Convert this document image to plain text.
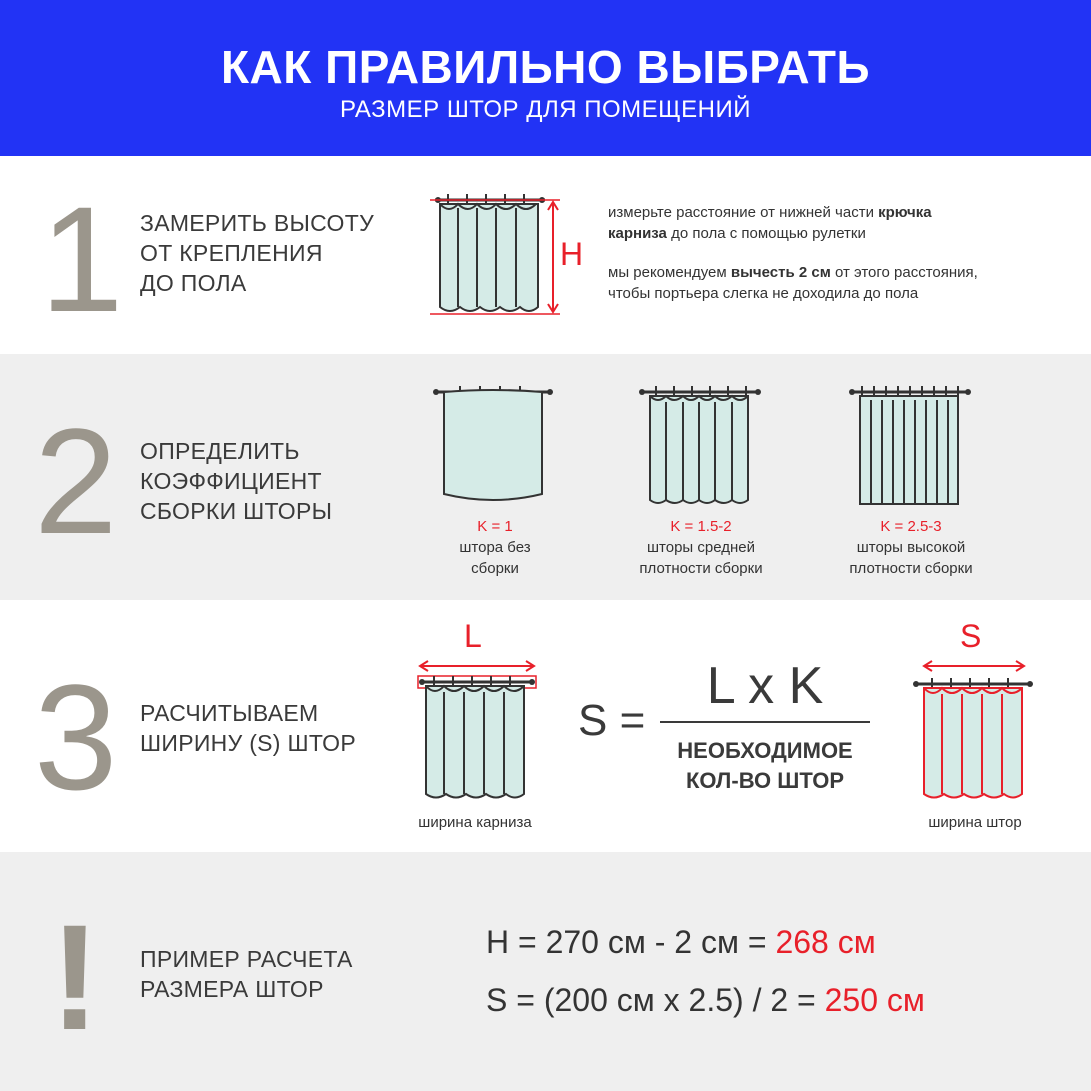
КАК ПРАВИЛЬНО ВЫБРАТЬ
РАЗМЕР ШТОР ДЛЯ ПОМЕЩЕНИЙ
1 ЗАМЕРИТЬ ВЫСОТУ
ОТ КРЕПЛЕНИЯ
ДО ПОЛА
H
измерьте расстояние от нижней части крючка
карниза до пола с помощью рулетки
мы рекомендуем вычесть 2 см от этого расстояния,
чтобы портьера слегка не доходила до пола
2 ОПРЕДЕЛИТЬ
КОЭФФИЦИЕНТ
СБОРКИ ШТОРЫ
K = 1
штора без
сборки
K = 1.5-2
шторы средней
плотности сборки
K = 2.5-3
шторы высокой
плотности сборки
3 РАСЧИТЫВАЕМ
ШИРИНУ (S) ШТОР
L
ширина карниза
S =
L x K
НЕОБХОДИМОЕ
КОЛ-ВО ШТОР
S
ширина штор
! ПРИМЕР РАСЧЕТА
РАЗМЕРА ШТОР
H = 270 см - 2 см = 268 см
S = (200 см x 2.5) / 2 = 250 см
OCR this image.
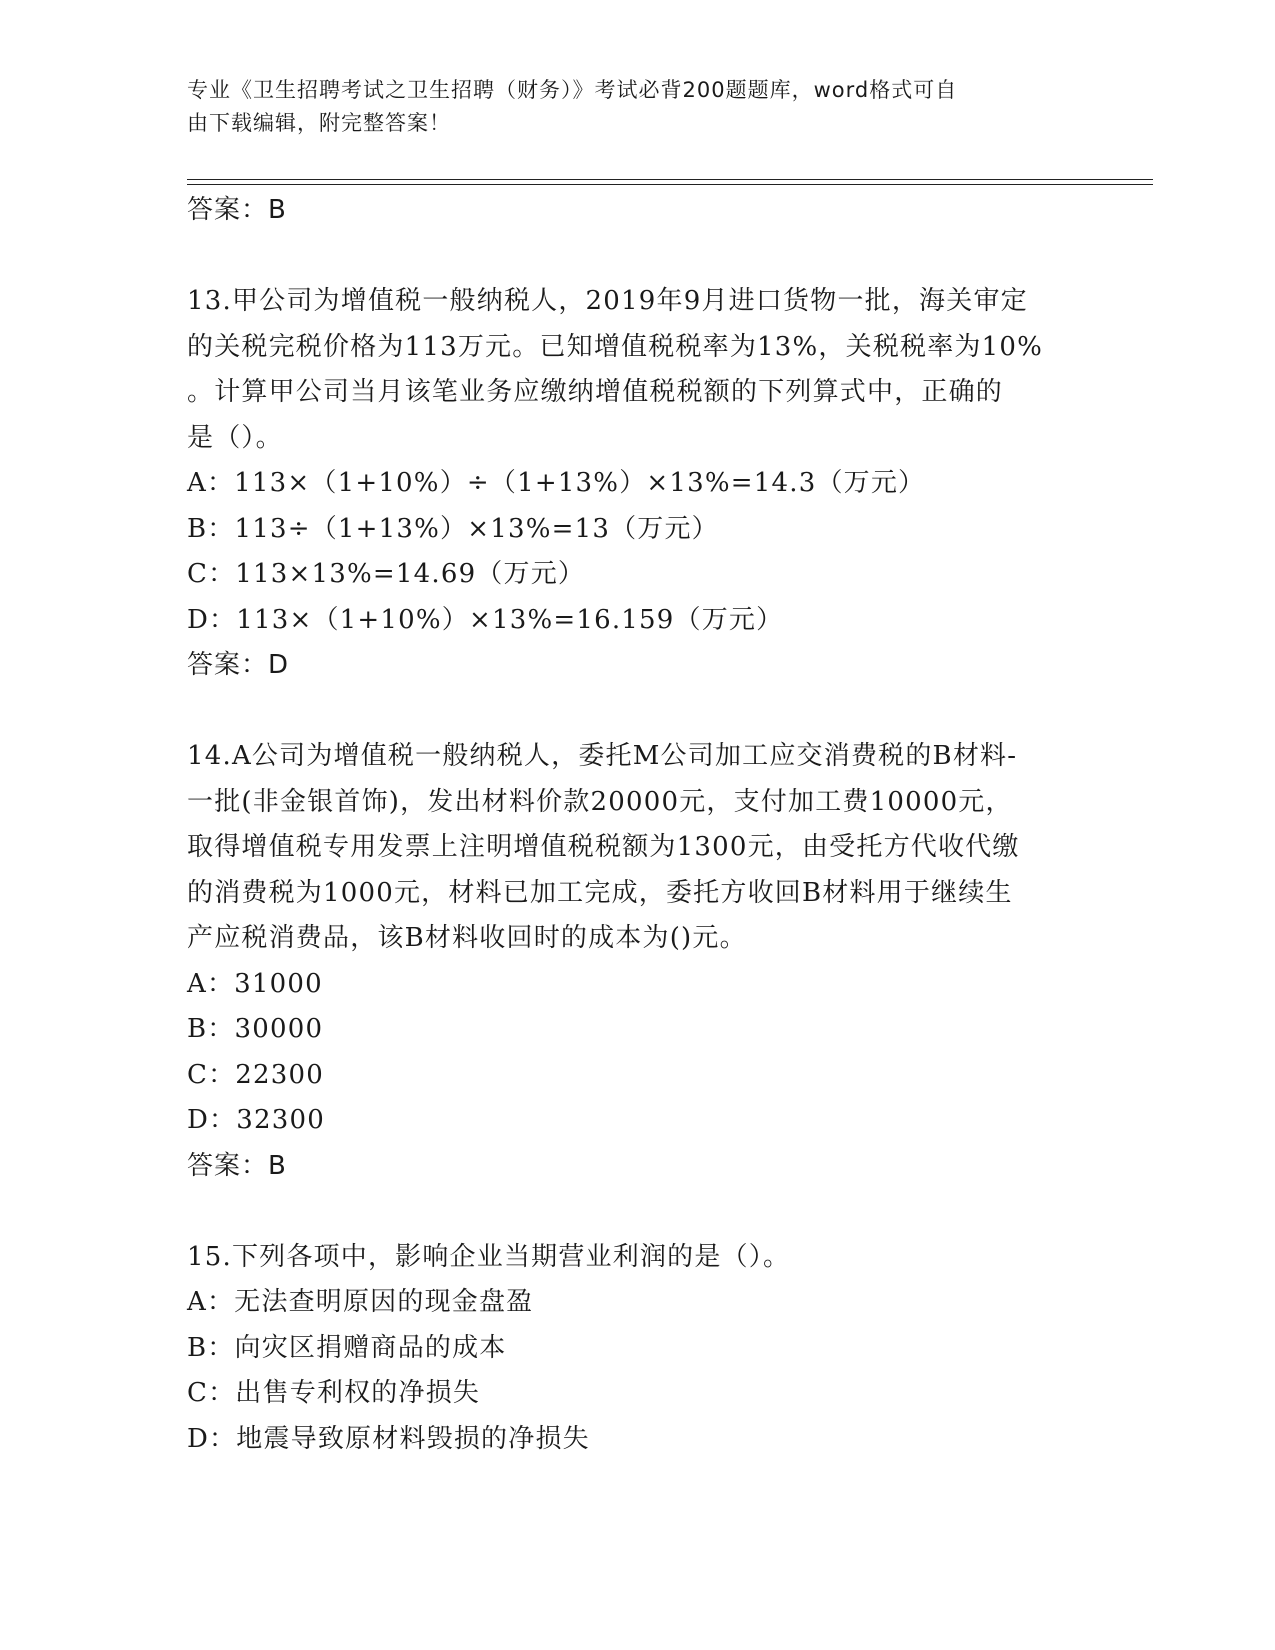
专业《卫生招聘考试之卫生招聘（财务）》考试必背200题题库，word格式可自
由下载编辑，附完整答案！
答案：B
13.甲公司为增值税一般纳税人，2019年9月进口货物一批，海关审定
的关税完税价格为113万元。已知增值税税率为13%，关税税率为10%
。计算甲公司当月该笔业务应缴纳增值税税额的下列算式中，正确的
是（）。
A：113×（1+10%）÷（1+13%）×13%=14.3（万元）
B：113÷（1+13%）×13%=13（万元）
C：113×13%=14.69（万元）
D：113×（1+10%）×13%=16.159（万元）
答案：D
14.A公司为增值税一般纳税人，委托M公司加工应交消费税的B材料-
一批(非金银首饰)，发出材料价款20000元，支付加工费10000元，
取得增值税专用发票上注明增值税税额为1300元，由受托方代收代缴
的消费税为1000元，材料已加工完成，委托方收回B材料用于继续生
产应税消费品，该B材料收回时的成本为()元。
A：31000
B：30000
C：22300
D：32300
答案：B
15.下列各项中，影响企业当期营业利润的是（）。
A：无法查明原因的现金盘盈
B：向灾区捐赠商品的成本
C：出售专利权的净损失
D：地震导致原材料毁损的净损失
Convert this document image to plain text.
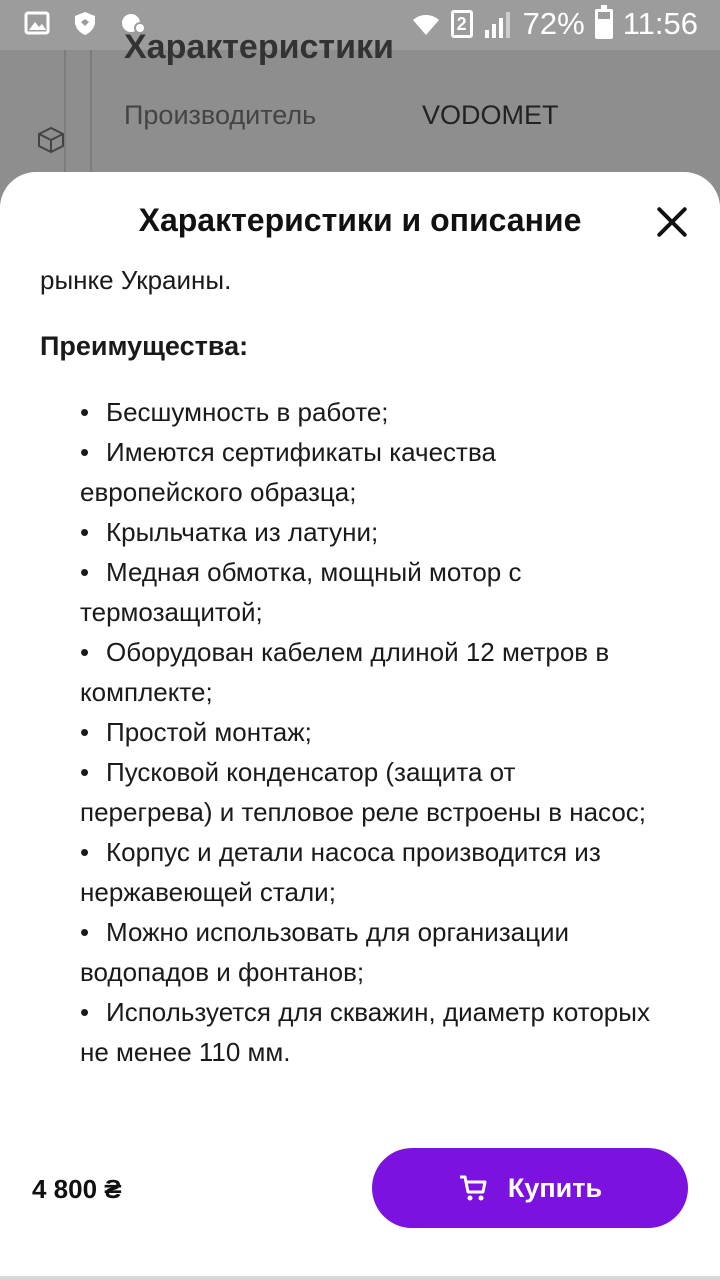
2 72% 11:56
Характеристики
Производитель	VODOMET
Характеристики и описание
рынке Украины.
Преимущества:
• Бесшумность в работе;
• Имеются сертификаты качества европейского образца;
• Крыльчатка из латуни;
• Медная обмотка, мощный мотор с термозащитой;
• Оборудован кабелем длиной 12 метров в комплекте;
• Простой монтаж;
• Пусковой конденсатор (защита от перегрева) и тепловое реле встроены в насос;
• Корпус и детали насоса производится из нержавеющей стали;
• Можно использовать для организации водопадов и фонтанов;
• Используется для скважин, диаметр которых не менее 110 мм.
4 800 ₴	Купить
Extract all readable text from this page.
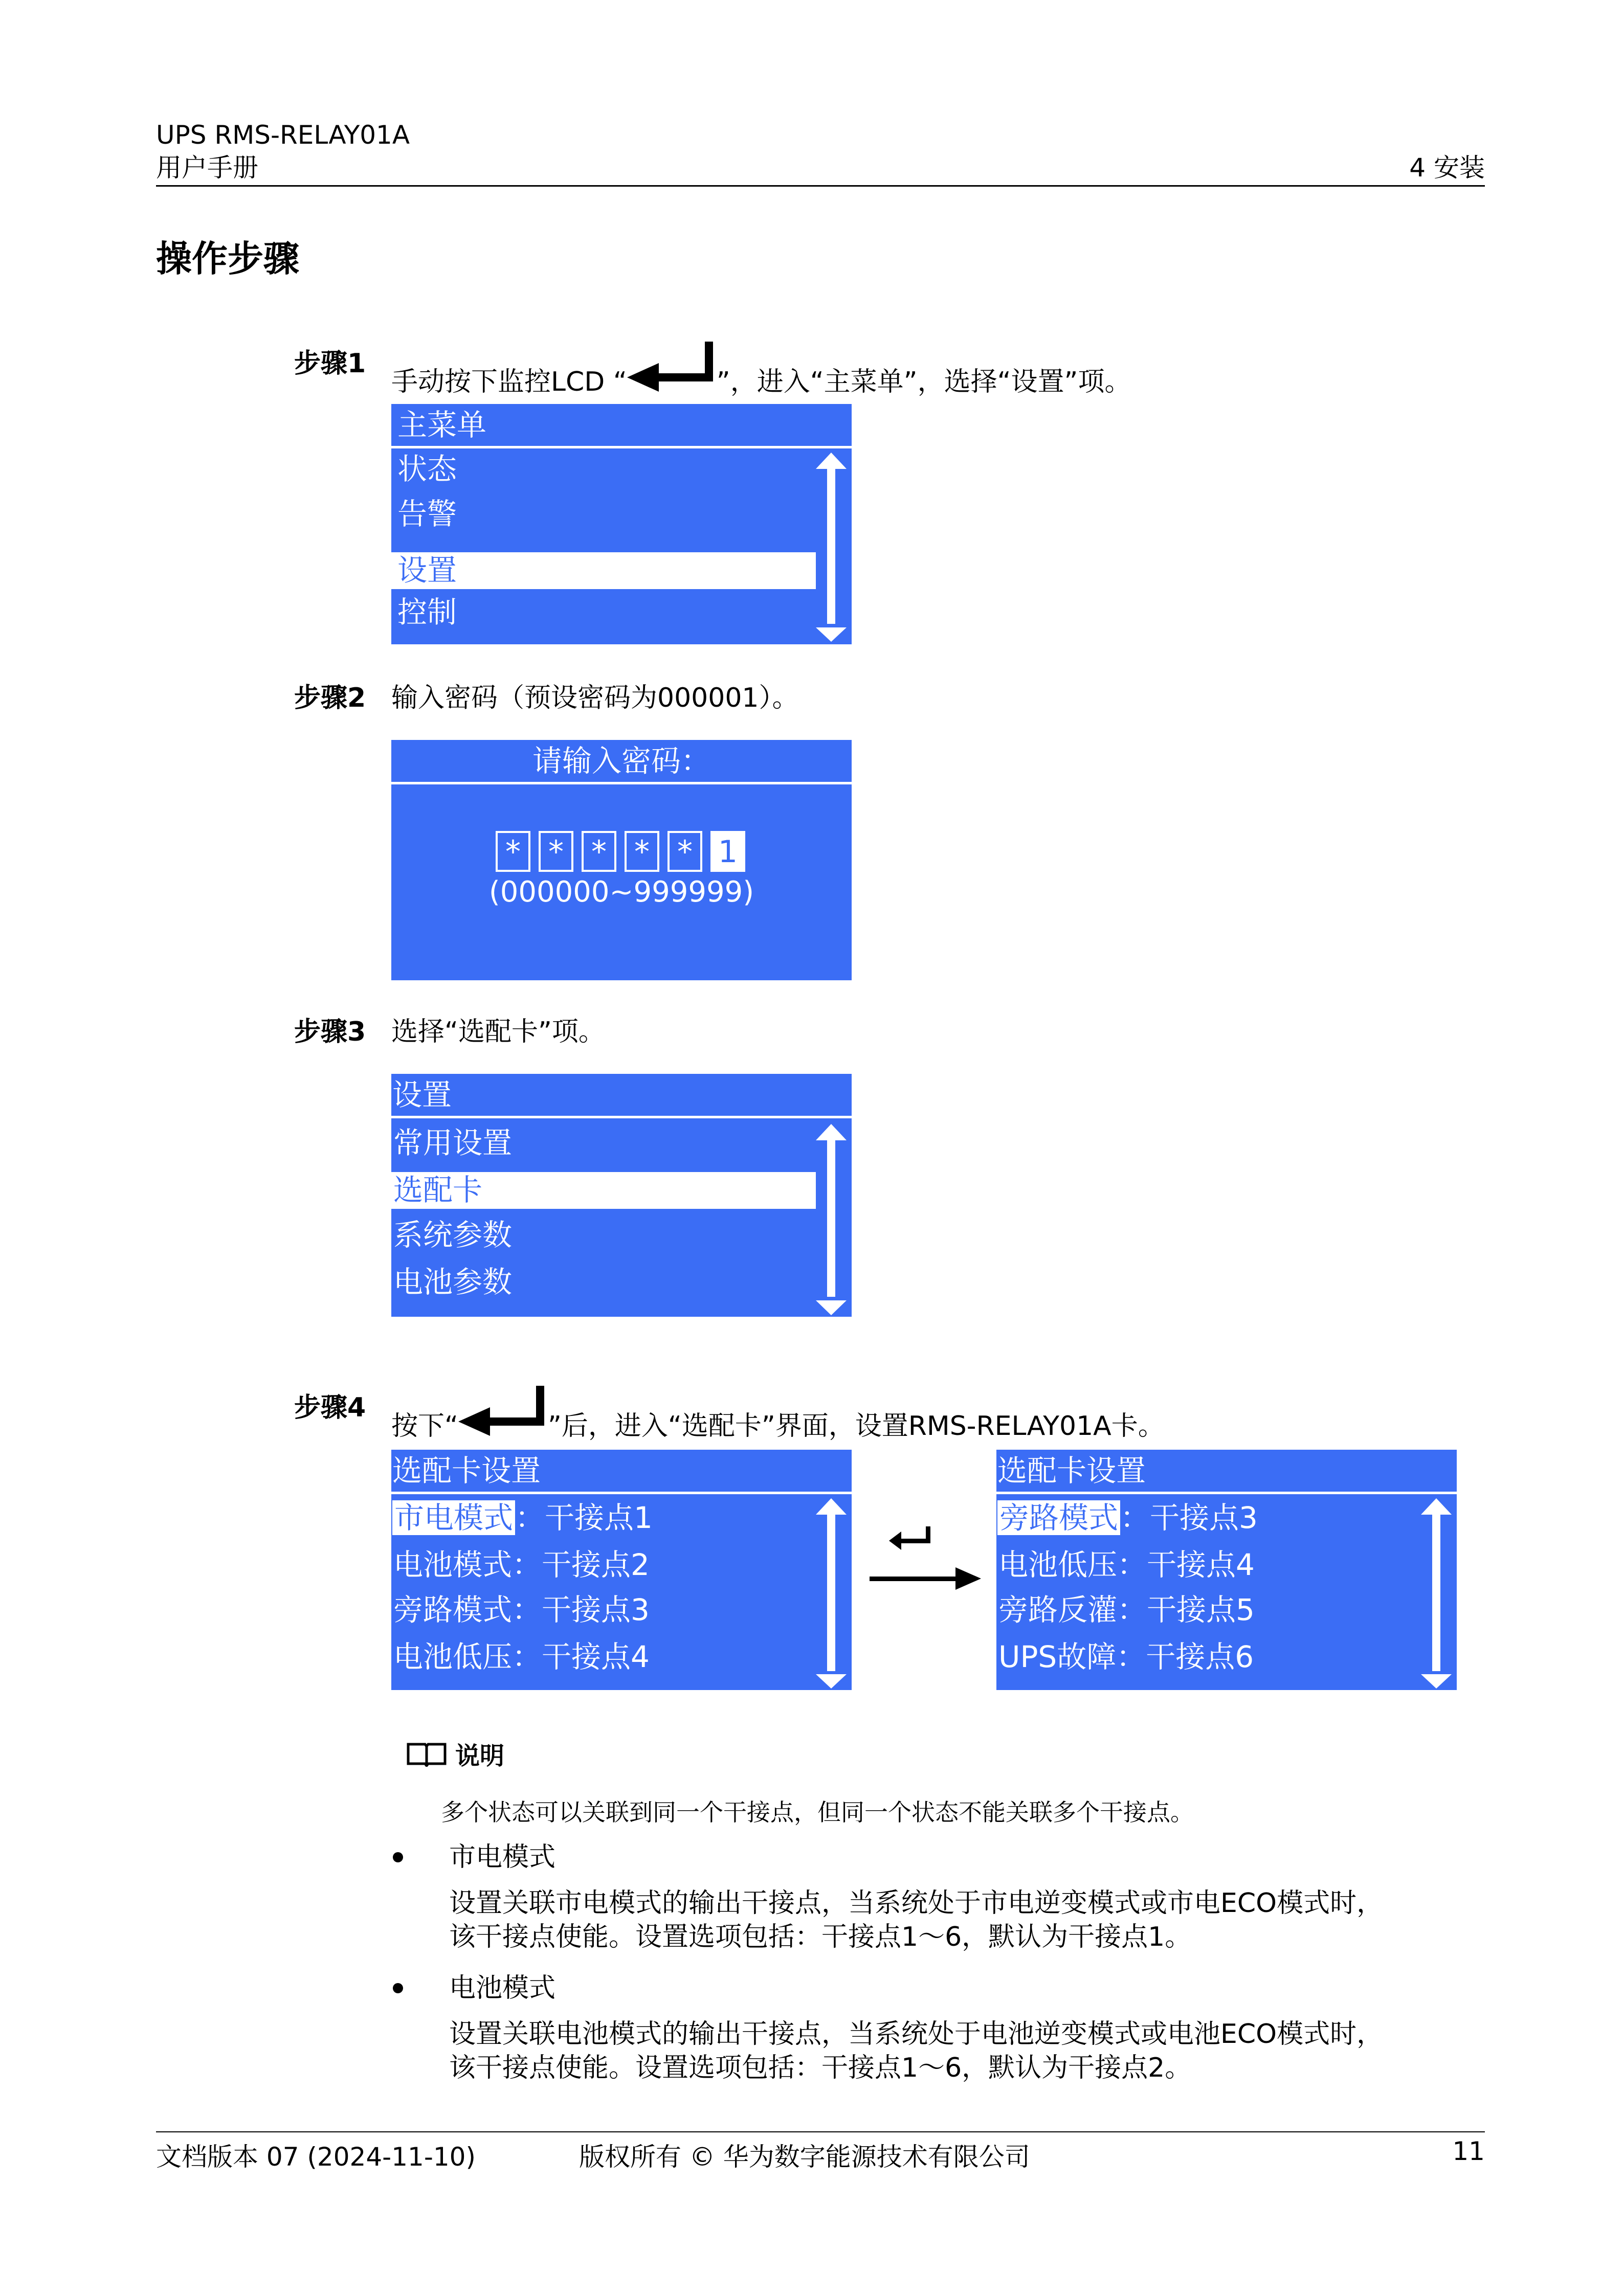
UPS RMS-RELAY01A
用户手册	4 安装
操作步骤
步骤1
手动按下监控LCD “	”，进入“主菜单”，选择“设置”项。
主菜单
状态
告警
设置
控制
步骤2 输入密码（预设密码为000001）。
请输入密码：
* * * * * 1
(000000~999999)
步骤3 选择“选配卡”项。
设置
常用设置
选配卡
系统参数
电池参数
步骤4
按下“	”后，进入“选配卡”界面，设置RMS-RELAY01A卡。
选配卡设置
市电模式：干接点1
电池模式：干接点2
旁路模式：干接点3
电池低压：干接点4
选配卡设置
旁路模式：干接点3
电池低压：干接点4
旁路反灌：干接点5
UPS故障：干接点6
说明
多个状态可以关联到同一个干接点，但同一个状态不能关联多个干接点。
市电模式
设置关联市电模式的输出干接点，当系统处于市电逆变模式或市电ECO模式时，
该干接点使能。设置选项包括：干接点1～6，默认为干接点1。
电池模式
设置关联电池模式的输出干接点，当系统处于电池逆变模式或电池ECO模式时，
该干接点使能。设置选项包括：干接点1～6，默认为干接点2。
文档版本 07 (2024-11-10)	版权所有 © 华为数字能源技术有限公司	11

◆ Problem details: Make a copy of each line that contains the string "this".

◆ Task solution:
Convert this document image to plain text.
OCR this image.
Convert this document image to plain text.
Extract all readable text from this page.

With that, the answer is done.